## Objetivo A
Reproduce sin cambios el fragmento del texto sobre la invasión francesa de 1823 comprendido entre "En este mayo" y "(símbolo del liberalismo)", ambos incluidos.
## Objetivo B
Enumera todos los topónimos que aparecen en el texto sobre la invasión francesa de 1823, sin repetir ninguno.

## Texto proporcionado
┄┄┄┄┄┄┄┄┄┄┄┄┄┄┄┄┄┄┄┄
Corría
el año 1823 por las ciudades y campos de España, cuando el 24 de mayo,
sesenta mil soldados y otros tantos mercenarios, entraron en Madrid.
Venían de Francia para terminar con el Trienio Liberal y devolver el
trono a Fernando VII y en contra del progreso. Parece ser que fueron
95.062 hombres y los llamaron cien mil, para redondear: «Cien mil
franceses están dispuestos a marchar invocando el nombre de san Luis
para conservar en el trono de España a un Borbón, preservar ese hermoso
reino de su ruina y reconciliarlo con Europa», clamaba Luis XVIII de
Francia. Ya conocemos como los Borbones en la historia vienen recibiendo
ayuda de tinte reaccionaria.
En este mayo florido y en lucha que vivimos, no podemos dejar pasar los
acontecimientos sucedidos en España a principios del siglo XIX. Luis
XVIII rey de Francia y de Navarra, el «deseado», como también se le
conocía, era el más interesado en acabar con la etapa liberal de España,
que
Rafael de Riego (símbolo del liberalismo)
┄┄┄┄┄┄┄┄┄┄┄┄┄┄┄┄┄┄┄┄
Registros extraídos de una colección
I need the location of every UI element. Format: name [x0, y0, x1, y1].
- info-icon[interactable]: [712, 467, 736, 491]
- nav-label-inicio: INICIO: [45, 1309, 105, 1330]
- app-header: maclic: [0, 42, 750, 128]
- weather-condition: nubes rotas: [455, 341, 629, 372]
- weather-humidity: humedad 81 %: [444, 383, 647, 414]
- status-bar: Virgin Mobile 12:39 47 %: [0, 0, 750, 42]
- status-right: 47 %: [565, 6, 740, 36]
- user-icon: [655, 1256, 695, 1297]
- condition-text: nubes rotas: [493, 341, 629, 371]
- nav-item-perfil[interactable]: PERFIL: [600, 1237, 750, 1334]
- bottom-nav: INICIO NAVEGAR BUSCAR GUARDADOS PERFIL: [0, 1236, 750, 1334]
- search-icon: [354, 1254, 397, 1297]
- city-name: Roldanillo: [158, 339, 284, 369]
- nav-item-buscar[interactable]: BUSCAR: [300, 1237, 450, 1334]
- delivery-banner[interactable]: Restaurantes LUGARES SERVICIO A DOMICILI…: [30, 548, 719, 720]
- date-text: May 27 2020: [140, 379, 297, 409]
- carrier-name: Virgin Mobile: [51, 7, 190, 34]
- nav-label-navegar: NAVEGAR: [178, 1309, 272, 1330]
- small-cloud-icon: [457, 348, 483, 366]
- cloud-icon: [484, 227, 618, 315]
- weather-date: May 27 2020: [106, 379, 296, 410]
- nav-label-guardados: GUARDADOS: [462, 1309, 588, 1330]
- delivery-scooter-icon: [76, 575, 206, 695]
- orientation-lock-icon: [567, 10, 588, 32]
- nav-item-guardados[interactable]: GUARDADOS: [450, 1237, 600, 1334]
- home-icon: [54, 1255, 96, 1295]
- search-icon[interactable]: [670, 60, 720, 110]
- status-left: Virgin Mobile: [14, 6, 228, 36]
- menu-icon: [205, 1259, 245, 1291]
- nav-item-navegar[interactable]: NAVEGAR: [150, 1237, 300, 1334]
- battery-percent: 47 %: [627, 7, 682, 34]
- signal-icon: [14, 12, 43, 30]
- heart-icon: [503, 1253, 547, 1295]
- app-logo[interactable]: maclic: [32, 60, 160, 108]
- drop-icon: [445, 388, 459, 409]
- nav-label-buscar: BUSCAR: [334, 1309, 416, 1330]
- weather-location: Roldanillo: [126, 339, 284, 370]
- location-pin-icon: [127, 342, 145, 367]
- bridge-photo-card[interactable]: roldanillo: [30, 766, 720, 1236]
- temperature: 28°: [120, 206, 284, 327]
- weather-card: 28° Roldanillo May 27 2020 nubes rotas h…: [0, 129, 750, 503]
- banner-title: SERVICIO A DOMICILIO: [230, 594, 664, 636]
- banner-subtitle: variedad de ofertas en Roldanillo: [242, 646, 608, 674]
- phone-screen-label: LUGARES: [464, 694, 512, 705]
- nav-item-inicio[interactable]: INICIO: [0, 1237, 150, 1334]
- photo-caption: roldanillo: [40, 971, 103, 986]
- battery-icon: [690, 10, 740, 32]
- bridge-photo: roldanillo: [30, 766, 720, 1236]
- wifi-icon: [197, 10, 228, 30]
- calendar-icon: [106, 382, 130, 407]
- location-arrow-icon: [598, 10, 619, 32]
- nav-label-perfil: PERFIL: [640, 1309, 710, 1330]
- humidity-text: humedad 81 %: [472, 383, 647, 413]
┄┄┄┄┄┄┄┄┄┄┄┄┄┄┄┄┄┄┄┄
## Respuesta completa A
En este mayo florido y en lucha que vivimos, no podemos dejar pasar los
acontecimientos sucedidos en España a principios del siglo XIX. Luis
XVIII rey de Francia y de Navarra, el «deseado», como también se le
conocía, era el más interesado en acabar con la etapa liberal de España,
que
Rafael de Riego (símbolo del liberalismo)

## Respuesta completa B
España, Madrid, Francia, Europa, Navarra